■ REQUIRED WORK ■
Extract all lines that hold "caption" from the records below.

■ TASK DATA ■
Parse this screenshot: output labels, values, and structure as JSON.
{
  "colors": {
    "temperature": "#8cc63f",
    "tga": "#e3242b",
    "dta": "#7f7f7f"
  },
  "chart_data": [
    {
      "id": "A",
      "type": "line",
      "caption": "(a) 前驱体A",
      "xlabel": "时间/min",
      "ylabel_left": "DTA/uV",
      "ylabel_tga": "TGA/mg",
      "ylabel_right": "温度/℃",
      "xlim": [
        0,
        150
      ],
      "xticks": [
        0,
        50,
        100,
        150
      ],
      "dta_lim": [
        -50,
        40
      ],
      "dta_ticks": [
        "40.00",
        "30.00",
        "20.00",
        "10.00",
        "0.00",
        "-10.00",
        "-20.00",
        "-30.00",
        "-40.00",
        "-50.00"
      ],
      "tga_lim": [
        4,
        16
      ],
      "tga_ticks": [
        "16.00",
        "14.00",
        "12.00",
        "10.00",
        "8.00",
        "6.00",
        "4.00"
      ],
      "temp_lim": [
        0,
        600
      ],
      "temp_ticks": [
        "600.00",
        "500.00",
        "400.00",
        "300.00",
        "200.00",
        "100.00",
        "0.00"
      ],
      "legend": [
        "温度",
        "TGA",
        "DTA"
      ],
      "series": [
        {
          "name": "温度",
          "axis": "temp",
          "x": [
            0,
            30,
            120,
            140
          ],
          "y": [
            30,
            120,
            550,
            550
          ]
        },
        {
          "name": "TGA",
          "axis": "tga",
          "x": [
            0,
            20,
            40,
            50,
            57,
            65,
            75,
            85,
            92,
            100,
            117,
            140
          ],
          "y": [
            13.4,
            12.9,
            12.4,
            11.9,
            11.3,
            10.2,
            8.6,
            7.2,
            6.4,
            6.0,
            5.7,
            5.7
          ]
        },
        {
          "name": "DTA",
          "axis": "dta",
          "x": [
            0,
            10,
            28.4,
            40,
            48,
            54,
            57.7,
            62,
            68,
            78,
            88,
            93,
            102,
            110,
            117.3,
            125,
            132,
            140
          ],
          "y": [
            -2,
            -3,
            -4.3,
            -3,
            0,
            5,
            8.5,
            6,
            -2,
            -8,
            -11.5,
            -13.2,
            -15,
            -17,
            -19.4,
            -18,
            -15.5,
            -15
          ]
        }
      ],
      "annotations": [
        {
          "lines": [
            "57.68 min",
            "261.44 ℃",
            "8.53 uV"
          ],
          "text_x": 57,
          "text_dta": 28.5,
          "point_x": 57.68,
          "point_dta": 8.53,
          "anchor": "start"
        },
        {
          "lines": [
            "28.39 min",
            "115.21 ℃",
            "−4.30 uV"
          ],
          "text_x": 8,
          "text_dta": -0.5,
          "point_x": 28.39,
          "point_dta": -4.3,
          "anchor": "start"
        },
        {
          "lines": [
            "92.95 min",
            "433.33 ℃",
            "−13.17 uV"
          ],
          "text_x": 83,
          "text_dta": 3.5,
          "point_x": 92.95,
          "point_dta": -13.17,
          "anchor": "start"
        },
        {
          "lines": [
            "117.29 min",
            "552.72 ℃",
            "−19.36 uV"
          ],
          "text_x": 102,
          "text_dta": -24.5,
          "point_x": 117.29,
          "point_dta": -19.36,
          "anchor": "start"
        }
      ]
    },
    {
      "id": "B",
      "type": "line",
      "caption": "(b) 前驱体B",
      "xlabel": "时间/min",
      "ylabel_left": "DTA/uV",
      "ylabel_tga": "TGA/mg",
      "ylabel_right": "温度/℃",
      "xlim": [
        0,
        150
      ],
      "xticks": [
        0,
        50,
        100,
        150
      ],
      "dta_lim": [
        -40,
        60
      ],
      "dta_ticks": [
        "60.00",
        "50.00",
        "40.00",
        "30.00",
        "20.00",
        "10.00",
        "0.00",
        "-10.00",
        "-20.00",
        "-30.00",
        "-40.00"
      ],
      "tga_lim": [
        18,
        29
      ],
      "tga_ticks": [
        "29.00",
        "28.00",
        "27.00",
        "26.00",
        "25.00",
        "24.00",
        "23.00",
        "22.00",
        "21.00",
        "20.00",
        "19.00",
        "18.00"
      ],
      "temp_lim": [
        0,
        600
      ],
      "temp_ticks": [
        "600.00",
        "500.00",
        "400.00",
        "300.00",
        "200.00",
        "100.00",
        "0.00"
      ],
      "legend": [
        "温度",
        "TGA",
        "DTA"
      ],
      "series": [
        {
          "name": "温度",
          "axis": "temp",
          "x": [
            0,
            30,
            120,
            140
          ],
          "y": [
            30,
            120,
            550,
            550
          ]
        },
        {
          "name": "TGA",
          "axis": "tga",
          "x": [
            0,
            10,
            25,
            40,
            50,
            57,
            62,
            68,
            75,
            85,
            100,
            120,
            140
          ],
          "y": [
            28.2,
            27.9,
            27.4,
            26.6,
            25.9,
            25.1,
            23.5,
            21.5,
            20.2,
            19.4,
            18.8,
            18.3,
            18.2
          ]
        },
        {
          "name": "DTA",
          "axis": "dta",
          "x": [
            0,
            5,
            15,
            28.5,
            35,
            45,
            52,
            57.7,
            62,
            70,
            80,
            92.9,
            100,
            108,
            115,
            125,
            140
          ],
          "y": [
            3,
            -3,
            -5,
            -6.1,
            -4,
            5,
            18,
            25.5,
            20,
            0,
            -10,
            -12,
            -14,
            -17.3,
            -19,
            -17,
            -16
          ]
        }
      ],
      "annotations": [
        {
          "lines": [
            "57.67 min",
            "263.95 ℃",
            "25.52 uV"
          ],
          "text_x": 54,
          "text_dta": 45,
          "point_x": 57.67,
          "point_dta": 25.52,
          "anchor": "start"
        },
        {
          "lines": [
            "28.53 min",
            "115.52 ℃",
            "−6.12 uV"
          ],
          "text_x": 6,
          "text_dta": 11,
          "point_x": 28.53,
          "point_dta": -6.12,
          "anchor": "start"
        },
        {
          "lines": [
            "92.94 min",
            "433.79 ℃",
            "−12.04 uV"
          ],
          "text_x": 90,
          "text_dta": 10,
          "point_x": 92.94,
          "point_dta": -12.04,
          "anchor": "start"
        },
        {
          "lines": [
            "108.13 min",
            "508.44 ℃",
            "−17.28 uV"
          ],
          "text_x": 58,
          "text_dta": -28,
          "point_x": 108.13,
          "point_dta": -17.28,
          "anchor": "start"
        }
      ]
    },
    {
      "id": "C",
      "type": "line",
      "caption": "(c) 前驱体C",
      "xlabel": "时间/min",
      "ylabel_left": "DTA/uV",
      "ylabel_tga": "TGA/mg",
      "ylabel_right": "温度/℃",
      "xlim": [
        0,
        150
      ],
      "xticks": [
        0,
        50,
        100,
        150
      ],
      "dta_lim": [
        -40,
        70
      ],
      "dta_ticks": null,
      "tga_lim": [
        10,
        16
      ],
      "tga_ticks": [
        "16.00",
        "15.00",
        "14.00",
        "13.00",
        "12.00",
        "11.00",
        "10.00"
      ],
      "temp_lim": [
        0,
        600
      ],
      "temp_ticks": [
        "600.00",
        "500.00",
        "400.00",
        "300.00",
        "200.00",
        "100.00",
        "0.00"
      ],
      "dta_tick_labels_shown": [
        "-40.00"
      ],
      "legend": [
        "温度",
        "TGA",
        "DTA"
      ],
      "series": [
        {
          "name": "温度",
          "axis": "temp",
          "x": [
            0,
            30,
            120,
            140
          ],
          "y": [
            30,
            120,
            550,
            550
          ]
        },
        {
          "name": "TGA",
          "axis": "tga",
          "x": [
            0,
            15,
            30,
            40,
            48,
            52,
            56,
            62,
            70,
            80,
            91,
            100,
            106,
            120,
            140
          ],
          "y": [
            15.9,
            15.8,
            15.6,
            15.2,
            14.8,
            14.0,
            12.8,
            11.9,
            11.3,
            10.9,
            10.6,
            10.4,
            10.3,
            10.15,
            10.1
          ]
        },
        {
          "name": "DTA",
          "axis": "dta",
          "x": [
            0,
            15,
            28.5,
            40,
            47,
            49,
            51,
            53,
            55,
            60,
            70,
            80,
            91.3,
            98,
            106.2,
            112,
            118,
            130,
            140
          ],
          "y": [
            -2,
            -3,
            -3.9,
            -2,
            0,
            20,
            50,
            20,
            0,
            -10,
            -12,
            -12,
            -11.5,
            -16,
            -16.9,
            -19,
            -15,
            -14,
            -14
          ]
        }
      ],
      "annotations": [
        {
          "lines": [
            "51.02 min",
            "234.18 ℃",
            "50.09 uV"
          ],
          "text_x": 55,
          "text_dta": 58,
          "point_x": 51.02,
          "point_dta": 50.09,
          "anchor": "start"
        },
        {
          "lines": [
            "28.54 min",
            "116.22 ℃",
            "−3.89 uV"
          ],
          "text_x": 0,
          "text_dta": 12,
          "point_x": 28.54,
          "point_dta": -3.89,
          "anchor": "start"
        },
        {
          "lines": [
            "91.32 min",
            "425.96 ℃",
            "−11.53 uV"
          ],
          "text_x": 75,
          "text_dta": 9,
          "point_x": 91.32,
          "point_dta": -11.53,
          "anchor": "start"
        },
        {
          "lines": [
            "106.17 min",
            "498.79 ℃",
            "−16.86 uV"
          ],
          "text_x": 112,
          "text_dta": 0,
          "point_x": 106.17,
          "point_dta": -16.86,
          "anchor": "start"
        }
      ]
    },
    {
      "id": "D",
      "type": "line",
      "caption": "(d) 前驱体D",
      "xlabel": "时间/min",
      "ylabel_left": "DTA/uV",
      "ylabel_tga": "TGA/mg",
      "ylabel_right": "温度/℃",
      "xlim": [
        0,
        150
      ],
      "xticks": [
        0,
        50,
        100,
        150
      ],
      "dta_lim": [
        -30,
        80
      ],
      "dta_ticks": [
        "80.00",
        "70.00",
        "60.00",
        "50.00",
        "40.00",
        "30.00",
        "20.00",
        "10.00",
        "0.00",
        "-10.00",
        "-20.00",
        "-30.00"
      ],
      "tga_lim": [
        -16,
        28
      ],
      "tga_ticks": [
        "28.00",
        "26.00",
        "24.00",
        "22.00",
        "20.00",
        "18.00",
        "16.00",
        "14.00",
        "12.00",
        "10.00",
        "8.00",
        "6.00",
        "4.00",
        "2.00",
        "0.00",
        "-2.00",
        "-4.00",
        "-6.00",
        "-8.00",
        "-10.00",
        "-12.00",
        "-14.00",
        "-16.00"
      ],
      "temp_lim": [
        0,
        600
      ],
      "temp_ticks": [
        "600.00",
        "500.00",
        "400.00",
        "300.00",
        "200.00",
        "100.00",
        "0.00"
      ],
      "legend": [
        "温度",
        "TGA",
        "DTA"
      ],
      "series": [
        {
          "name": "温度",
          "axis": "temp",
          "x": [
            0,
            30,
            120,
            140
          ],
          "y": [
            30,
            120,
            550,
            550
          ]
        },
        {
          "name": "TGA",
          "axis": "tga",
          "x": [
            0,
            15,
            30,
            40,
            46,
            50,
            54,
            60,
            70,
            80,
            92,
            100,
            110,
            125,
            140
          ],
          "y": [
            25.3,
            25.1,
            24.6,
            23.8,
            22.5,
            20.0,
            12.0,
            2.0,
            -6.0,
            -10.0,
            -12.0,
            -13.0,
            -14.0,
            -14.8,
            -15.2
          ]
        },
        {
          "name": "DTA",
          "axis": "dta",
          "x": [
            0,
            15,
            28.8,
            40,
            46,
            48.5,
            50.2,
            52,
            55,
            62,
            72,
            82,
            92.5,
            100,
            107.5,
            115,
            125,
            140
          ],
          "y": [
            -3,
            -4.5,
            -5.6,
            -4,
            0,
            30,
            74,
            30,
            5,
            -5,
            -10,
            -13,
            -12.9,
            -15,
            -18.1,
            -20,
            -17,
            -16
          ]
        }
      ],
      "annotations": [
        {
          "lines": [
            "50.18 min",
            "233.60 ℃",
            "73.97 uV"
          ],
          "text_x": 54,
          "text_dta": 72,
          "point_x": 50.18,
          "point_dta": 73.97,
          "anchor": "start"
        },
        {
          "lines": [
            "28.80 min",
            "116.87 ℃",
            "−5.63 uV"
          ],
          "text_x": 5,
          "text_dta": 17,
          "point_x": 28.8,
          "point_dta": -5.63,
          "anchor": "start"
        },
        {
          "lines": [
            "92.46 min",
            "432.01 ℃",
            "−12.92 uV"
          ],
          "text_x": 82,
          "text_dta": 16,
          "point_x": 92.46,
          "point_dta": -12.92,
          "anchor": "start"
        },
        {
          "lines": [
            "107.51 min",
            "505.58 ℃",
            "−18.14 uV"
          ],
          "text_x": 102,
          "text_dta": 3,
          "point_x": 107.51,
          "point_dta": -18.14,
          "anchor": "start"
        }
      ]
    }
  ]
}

■ WRITTEN REPLY ■
      "caption": "(a) 前驱体A",
      "caption": "(b) 前驱体B",
      "caption": "(c) 前驱体C",
      "caption": "(d) 前驱体D",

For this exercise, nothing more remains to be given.